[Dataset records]
>>>

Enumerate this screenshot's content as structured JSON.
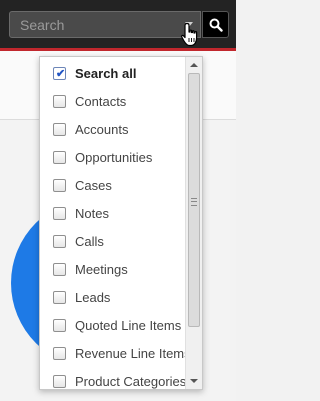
{
  "search": {
    "placeholder": "Search"
  },
  "icons": {
    "search_button": "magnifier-icon",
    "dropdown": "caret-down-icon",
    "cursor": "hand-pointer-icon"
  },
  "colors": {
    "topbar": "#232323",
    "accent_line": "#c1272d",
    "circle": "#1e7ae6"
  },
  "modules": {
    "items": [
      {
        "label": "Search all",
        "checked": true
      },
      {
        "label": "Contacts",
        "checked": false
      },
      {
        "label": "Accounts",
        "checked": false
      },
      {
        "label": "Opportunities",
        "checked": false
      },
      {
        "label": "Cases",
        "checked": false
      },
      {
        "label": "Notes",
        "checked": false
      },
      {
        "label": "Calls",
        "checked": false
      },
      {
        "label": "Meetings",
        "checked": false
      },
      {
        "label": "Leads",
        "checked": false
      },
      {
        "label": "Quoted Line Items",
        "checked": false
      },
      {
        "label": "Revenue Line Items",
        "checked": false
      },
      {
        "label": "Product Categories",
        "checked": false
      }
    ]
  }
}
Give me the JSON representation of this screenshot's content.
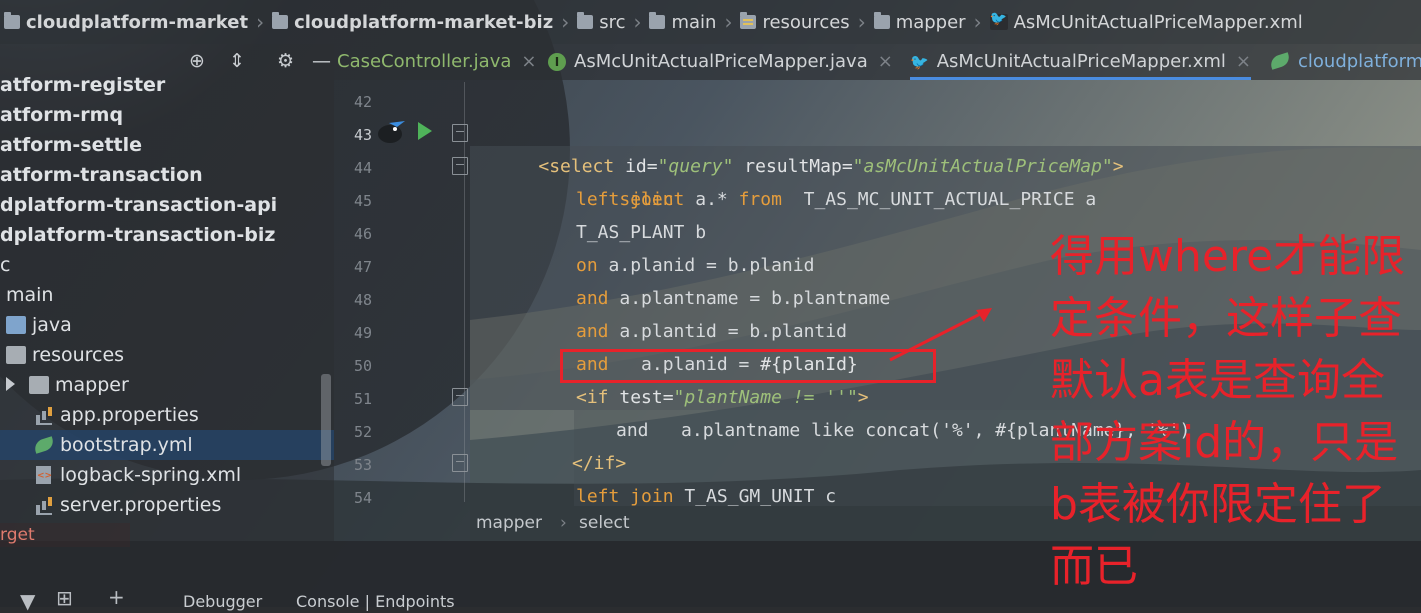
{
  "breadcrumb": {
    "items": [
      {
        "label": "cloudplatform-market",
        "icon": "module-folder-icon"
      },
      {
        "label": "cloudplatform-market-biz",
        "icon": "module-folder-icon"
      },
      {
        "label": "src",
        "icon": "folder-icon"
      },
      {
        "label": "main",
        "icon": "folder-icon"
      },
      {
        "label": "resources",
        "icon": "resources-folder-icon"
      },
      {
        "label": "mapper",
        "icon": "folder-icon"
      },
      {
        "label": "AsMcUnitActualPriceMapper.xml",
        "icon": "mybatis-xml-icon"
      }
    ]
  },
  "project": {
    "toolbar": [
      "crosshair-icon",
      "collapse-icon",
      "gear-icon",
      "minimize-icon"
    ],
    "tree": [
      {
        "label": "atform-register",
        "icon": ""
      },
      {
        "label": "atform-rmq",
        "icon": ""
      },
      {
        "label": "atform-settle",
        "icon": ""
      },
      {
        "label": "atform-transaction",
        "icon": ""
      },
      {
        "label": "dplatform-transaction-api",
        "icon": ""
      },
      {
        "label": "dplatform-transaction-biz",
        "icon": ""
      },
      {
        "label": "c",
        "icon": ""
      },
      {
        "label": "main",
        "icon": ""
      },
      {
        "label": "java",
        "icon": "folder-icon"
      },
      {
        "label": "resources",
        "icon": "resources-folder-icon"
      },
      {
        "label": "mapper",
        "icon": "folder-icon"
      },
      {
        "label": "app.properties",
        "icon": "properties-file-icon"
      },
      {
        "label": "bootstrap.yml",
        "icon": "yml-file-icon"
      },
      {
        "label": "logback-spring.xml",
        "icon": "xml-file-icon"
      },
      {
        "label": "server.properties",
        "icon": "properties-file-icon"
      },
      {
        "label": "rget",
        "icon": ""
      }
    ]
  },
  "tabs": [
    {
      "label": "CaseController.java",
      "icon": ""
    },
    {
      "label": "AsMcUnitActualPriceMapper.java",
      "icon": "interface-icon"
    },
    {
      "label": "AsMcUnitActualPriceMapper.xml",
      "icon": "mybatis-xml-icon",
      "active": true
    },
    {
      "label": "cloudplatform",
      "icon": "spring-leaf-icon"
    }
  ],
  "close_glyph": "×",
  "line_numbers": [
    "42",
    "43",
    "44",
    "45",
    "46",
    "47",
    "48",
    "49",
    "50",
    "51",
    "52",
    "53",
    "54"
  ],
  "code": {
    "l43": {
      "open": "<select",
      "id_attr": "id=",
      "id_val": "\"query\"",
      "rm_attr": "resultMap=",
      "rm_val": "\"asMcUnitActualPriceMap\"",
      "close": ">"
    },
    "l44": {
      "kw1": "select",
      "t1": " a.* ",
      "kw2": "from",
      "t2": "  T_AS_MC_UNIT_ACTUAL_PRICE a"
    },
    "l45": {
      "kw": "left join"
    },
    "l46": {
      "text": "T_AS_PLANT b"
    },
    "l47": {
      "kw": "on",
      "text": " a.planid = b.planid"
    },
    "l48": {
      "kw": "and",
      "text": " a.plantname = b.plantname"
    },
    "l49": {
      "kw": "and",
      "text": " a.plantid = b.plantid"
    },
    "l50": {
      "kw": "and",
      "text": "   a.planid = ",
      "ph": "#{planId}"
    },
    "l51": {
      "open": "<if",
      "attr": " test=",
      "val": "\"plantName != ''\"",
      "close": ">"
    },
    "l52": {
      "text": "and   a.plantname like concat('%', #{plantName}, '%')"
    },
    "l53": {
      "tag": "</if>"
    },
    "l54": {
      "kw": "left join",
      "text": " T_AS_GM_UNIT c"
    }
  },
  "annotation": {
    "text": "得用where才能限定条件，这样子查默认a表是查询全部方案id的，只是b表被你限定住了而已",
    "color": "#e8222a"
  },
  "editor_breadcrumb": [
    "mapper",
    "select"
  ],
  "bottom": {
    "tabs": [
      "Debugger",
      "Console | Endpoints"
    ],
    "icons": [
      "filter-icon",
      "add-watch-icon",
      "plus-icon"
    ]
  }
}
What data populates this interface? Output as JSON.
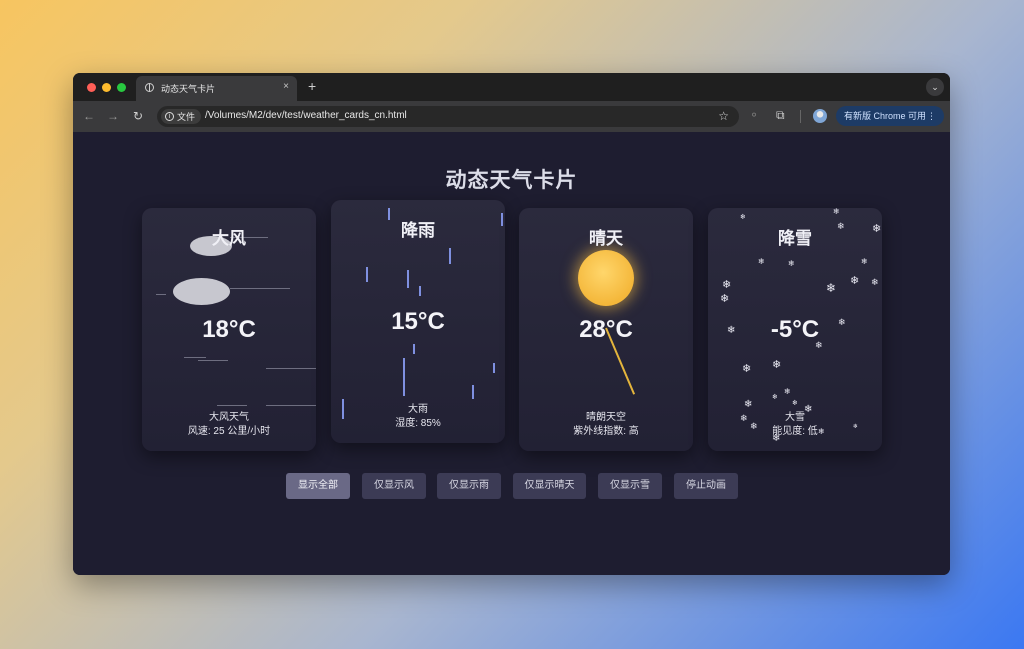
{
  "browser": {
    "tab_title": "动态天气卡片",
    "tab_close": "×",
    "new_tab": "+",
    "menu_chevron": "⌄",
    "security_chip": "文件",
    "url": "/Volumes/M2/dev/test/weather_cards_cn.html",
    "update_button": "有新版 Chrome 可用",
    "update_menu": "⋮",
    "icons": [
      "globe-icon",
      "back-icon",
      "forward-icon",
      "reload-icon",
      "info-icon",
      "star-icon",
      "extensions-icon",
      "profile-icon"
    ]
  },
  "page": {
    "title": "动态天气卡片",
    "cards": [
      {
        "title": "大风",
        "temp": "18°C",
        "desc": "大风天气",
        "detail": "风速: 25 公里/小时"
      },
      {
        "title": "降雨",
        "temp": "15°C",
        "desc": "大雨",
        "detail": "湿度: 85%"
      },
      {
        "title": "晴天",
        "temp": "28°C",
        "desc": "晴朗天空",
        "detail": "紫外线指数: 高"
      },
      {
        "title": "降雪",
        "temp": "-5°C",
        "desc": "大雪",
        "detail": "能见度: 低"
      }
    ],
    "controls": [
      {
        "label": "显示全部",
        "active": true
      },
      {
        "label": "仅显示风"
      },
      {
        "label": "仅显示雨"
      },
      {
        "label": "仅显示晴天"
      },
      {
        "label": "仅显示雪"
      },
      {
        "label": "停止动画"
      }
    ]
  },
  "colors": {
    "page_bg": "#1e1d30",
    "card_bg": "#2b2a3d",
    "button_bg": "#3c3b55",
    "button_active_bg": "#6a6986",
    "rain": "#7f90e0",
    "sun": "#f4b73a",
    "update_button_bg": "#1d3b66"
  }
}
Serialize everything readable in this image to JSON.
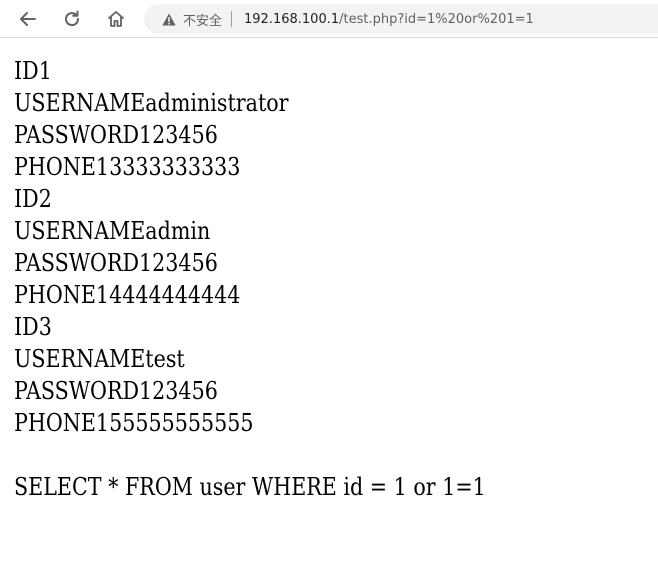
{
  "browser": {
    "security_label": "不安全",
    "url_host": "192.168.100.1",
    "url_rest": "/test.php?id=1%20or%201=1",
    "icons": {
      "back": "back-arrow-icon",
      "reload": "reload-icon",
      "home": "home-icon",
      "warning": "warning-triangle-icon"
    }
  },
  "records": [
    {
      "id": "ID1",
      "username": "USERNAMEadministrator",
      "password": "PASSWORD123456",
      "phone": "PHONE13333333333"
    },
    {
      "id": "ID2",
      "username": "USERNAMEadmin",
      "password": "PASSWORD123456",
      "phone": "PHONE14444444444"
    },
    {
      "id": "ID3",
      "username": "USERNAMEtest",
      "password": "PASSWORD123456",
      "phone": "PHONE155555555555"
    }
  ],
  "query": "SELECT * FROM user WHERE id = 1 or 1=1"
}
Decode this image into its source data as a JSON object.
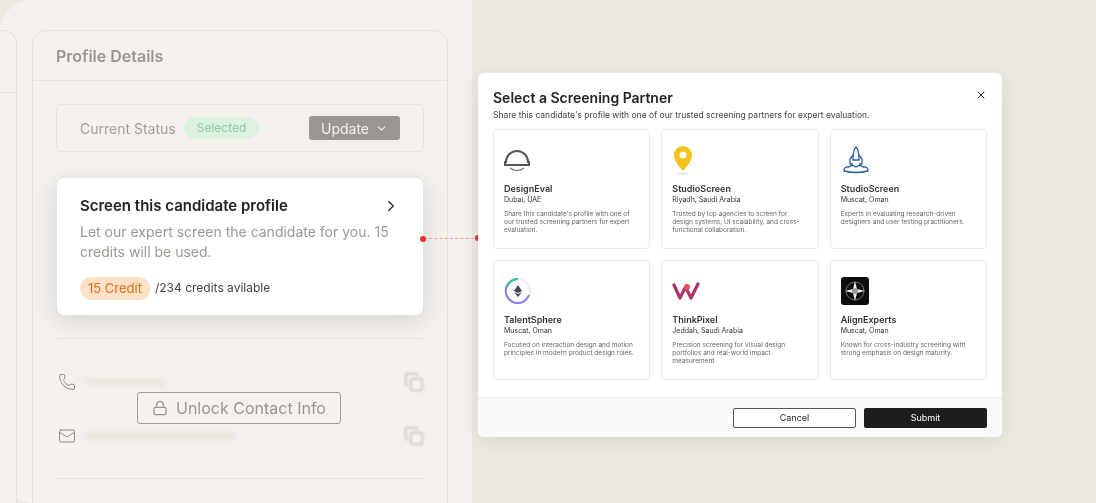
{
  "profile": {
    "title": "Profile Details",
    "status_label": "Current Status",
    "status": "Selected",
    "update_button": "Update",
    "screen_card": {
      "title": "Screen this candidate profile",
      "description": "Let our expert screen the candidate for you. 15 credits will be used.",
      "credit": "15 Credit",
      "available": "/234 credits avilable"
    },
    "unlock_button": "Unlock Contact Info"
  },
  "modal": {
    "title": "Select a Screening Partner",
    "subtitle": "Share this candidate's profile with one of our trusted screening partners for expert evaluation.",
    "partners": [
      {
        "kind": "helmet",
        "name": "DesignEval",
        "location": "Dubai, UAE",
        "description": "Share this candidate's profile with one of our trusted screening partners for expert evaluation."
      },
      {
        "kind": "pin",
        "name": "StudioScreen",
        "location": "Riyadh, Saudi Arabia",
        "description": "Trusted by top agencies to screen for design systems, UI scalability, and cross-functional collaboration."
      },
      {
        "kind": "rocket",
        "name": "StudioScreen",
        "location": "Muscat, Oman",
        "description": "Experts in evaluating research-driven designers and user testing practitioners."
      },
      {
        "kind": "sphere",
        "name": "TalentSphere",
        "location": "Muscat, Oman",
        "description": "Focused on interaction design and motion principles in modern product design roles."
      },
      {
        "kind": "wave",
        "name": "ThinkPixel",
        "location": "Jeddah, Saudi Arabia",
        "description": "Precision screening for visual design portfolios and real-world impact measurement"
      },
      {
        "kind": "compass",
        "name": "AlignExperts",
        "location": "Muscat, Oman",
        "description": "Known for cross-industry screening with strong emphasis on design maturity."
      }
    ],
    "cancel": "Cancel",
    "submit": "Submit"
  }
}
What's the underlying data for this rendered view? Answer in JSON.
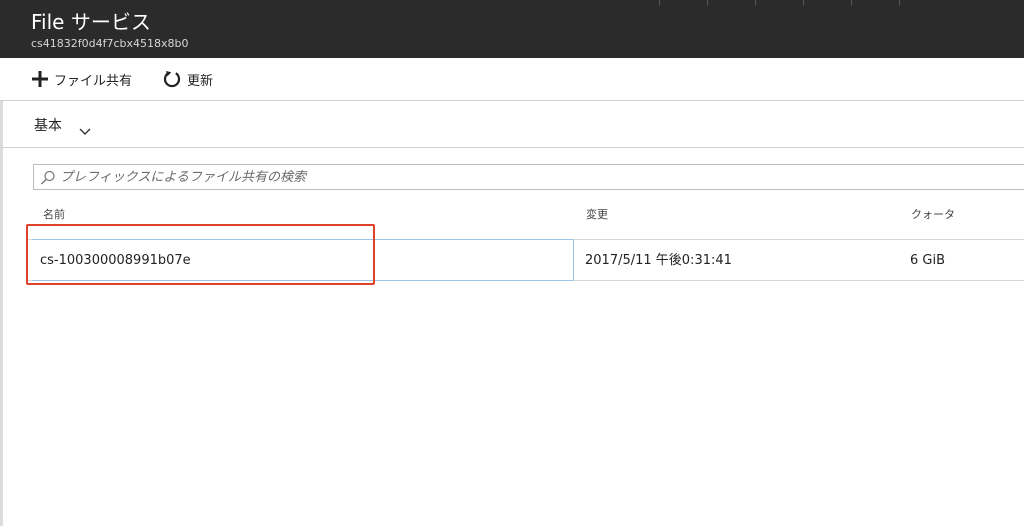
{
  "header": {
    "title": "File サービス",
    "subtitle": "cs41832f0d4f7cbx4518x8b0"
  },
  "toolbar": {
    "add_label": "ファイル共有",
    "refresh_label": "更新",
    "add_icon": "plus-icon",
    "refresh_icon": "refresh-icon"
  },
  "section": {
    "title": "基本",
    "icon": "chevron-down-icon"
  },
  "search": {
    "placeholder": "プレフィックスによるファイル共有の検索",
    "value": "",
    "icon": "search-icon"
  },
  "table": {
    "columns": [
      "名前",
      "変更",
      "クォータ"
    ],
    "rows": [
      {
        "name": "cs-100300008991b07e",
        "modified": "2017/5/11 午後0:31:41",
        "quota": "6 GiB"
      }
    ]
  },
  "colors": {
    "header_bg": "#2b2b2b",
    "highlight": "#e0412b",
    "focus_border": "#9ec3e6"
  }
}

<<<

Stated exercise.
From the data above, copy each line where the string "phone" appears.

Result for this task.
      "phone": "PHONE13333333333"
      "phone": "PHONE14444444444"
      "phone": "PHONE155555555555"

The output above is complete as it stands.